(Figure record listings)
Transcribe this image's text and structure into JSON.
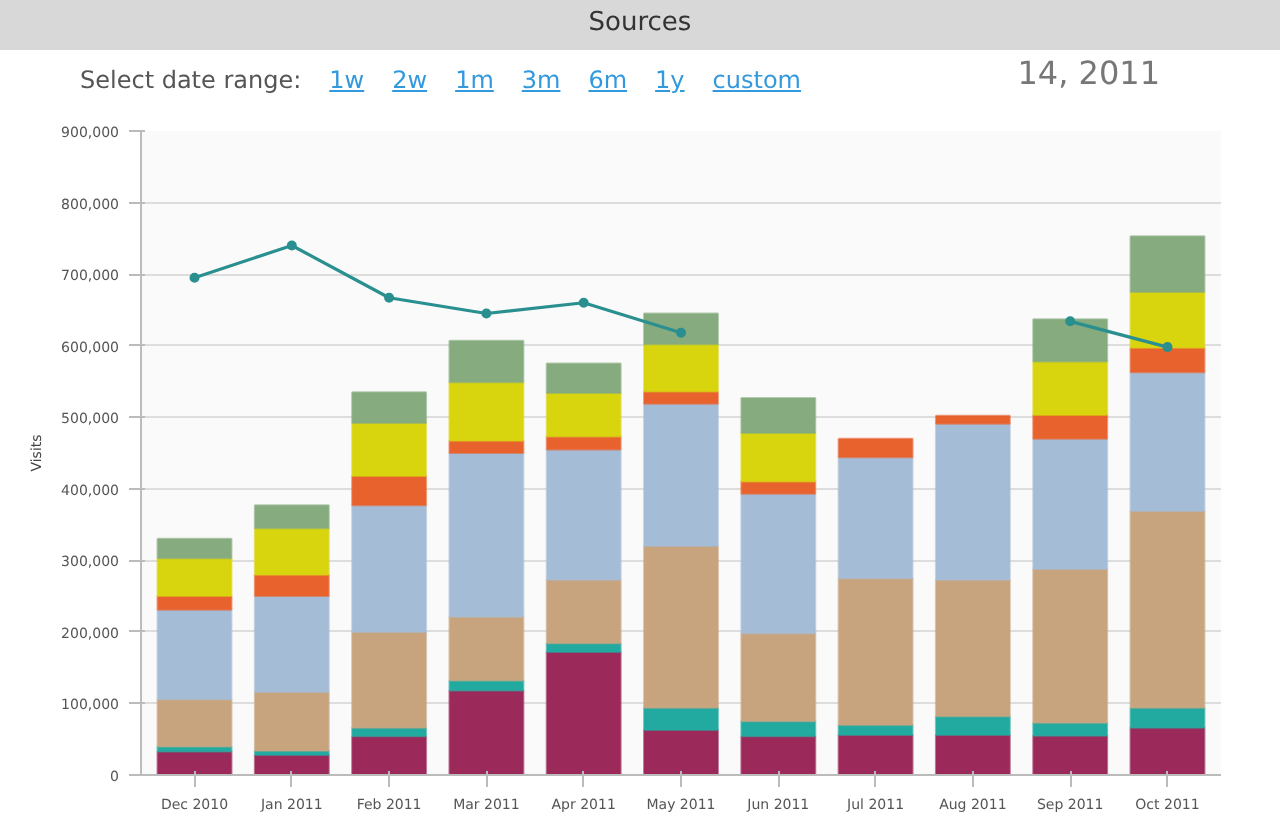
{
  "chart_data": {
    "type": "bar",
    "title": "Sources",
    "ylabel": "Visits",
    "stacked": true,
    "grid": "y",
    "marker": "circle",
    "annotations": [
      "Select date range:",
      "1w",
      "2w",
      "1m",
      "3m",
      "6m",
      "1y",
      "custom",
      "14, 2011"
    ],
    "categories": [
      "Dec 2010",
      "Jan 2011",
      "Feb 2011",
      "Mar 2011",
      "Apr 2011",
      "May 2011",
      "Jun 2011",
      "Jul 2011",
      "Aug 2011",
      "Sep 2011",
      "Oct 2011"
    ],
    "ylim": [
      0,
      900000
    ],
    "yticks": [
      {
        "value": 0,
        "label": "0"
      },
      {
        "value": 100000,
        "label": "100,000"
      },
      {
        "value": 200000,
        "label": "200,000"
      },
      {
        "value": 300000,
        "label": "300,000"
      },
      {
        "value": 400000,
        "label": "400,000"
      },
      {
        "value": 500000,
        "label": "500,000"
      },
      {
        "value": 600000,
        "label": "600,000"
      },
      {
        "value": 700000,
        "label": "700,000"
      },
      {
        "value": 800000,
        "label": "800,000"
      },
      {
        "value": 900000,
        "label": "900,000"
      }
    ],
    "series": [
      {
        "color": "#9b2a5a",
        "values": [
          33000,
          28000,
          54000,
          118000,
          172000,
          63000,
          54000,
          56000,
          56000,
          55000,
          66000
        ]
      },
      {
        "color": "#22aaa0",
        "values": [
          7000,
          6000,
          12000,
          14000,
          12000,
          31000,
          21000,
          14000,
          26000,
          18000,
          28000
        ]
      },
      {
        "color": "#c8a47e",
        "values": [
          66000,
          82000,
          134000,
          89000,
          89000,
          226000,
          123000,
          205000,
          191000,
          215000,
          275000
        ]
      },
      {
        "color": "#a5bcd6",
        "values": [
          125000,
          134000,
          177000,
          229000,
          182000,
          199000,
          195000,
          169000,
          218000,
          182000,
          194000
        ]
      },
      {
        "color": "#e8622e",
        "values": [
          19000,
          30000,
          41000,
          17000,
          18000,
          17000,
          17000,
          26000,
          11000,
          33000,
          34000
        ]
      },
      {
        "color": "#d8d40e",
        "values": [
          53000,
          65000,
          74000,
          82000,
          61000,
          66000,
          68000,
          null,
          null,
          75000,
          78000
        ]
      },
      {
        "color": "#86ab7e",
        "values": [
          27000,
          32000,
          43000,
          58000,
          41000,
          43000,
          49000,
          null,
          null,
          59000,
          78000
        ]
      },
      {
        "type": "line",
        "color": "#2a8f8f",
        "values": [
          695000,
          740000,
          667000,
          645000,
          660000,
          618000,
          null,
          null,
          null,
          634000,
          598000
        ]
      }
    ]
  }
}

#### DIRECTIONS FOR THIS TASK
Print the records above exactly as they stand, but leave out the pictures.

#### IN RESPONSE
Transcribe this image's text and structure into JSON.
{
  "chart_data": {
    "type": "bar",
    "title": "Sources",
    "ylabel": "Visits",
    "stacked": true,
    "grid": "y",
    "marker": "circle",
    "annotations": [
      "Select date range:",
      "1w",
      "2w",
      "1m",
      "3m",
      "6m",
      "1y",
      "custom",
      "14, 2011"
    ],
    "categories": [
      "Dec 2010",
      "Jan 2011",
      "Feb 2011",
      "Mar 2011",
      "Apr 2011",
      "May 2011",
      "Jun 2011",
      "Jul 2011",
      "Aug 2011",
      "Sep 2011",
      "Oct 2011"
    ],
    "ylim": [
      0,
      900000
    ],
    "yticks": [
      {
        "value": 0,
        "label": "0"
      },
      {
        "value": 100000,
        "label": "100,000"
      },
      {
        "value": 200000,
        "label": "200,000"
      },
      {
        "value": 300000,
        "label": "300,000"
      },
      {
        "value": 400000,
        "label": "400,000"
      },
      {
        "value": 500000,
        "label": "500,000"
      },
      {
        "value": 600000,
        "label": "600,000"
      },
      {
        "value": 700000,
        "label": "700,000"
      },
      {
        "value": 800000,
        "label": "800,000"
      },
      {
        "value": 900000,
        "label": "900,000"
      }
    ],
    "series": [
      {
        "color": "#9b2a5a",
        "values": [
          33000,
          28000,
          54000,
          118000,
          172000,
          63000,
          54000,
          56000,
          56000,
          55000,
          66000
        ]
      },
      {
        "color": "#22aaa0",
        "values": [
          7000,
          6000,
          12000,
          14000,
          12000,
          31000,
          21000,
          14000,
          26000,
          18000,
          28000
        ]
      },
      {
        "color": "#c8a47e",
        "values": [
          66000,
          82000,
          134000,
          89000,
          89000,
          226000,
          123000,
          205000,
          191000,
          215000,
          275000
        ]
      },
      {
        "color": "#a5bcd6",
        "values": [
          125000,
          134000,
          177000,
          229000,
          182000,
          199000,
          195000,
          169000,
          218000,
          182000,
          194000
        ]
      },
      {
        "color": "#e8622e",
        "values": [
          19000,
          30000,
          41000,
          17000,
          18000,
          17000,
          17000,
          26000,
          11000,
          33000,
          34000
        ]
      },
      {
        "color": "#d8d40e",
        "values": [
          53000,
          65000,
          74000,
          82000,
          61000,
          66000,
          68000,
          null,
          null,
          75000,
          78000
        ]
      },
      {
        "color": "#86ab7e",
        "values": [
          27000,
          32000,
          43000,
          58000,
          41000,
          43000,
          49000,
          null,
          null,
          59000,
          78000
        ]
      },
      {
        "type": "line",
        "color": "#2a8f8f",
        "values": [
          695000,
          740000,
          667000,
          645000,
          660000,
          618000,
          null,
          null,
          null,
          634000,
          598000
        ]
      }
    ]
  }
}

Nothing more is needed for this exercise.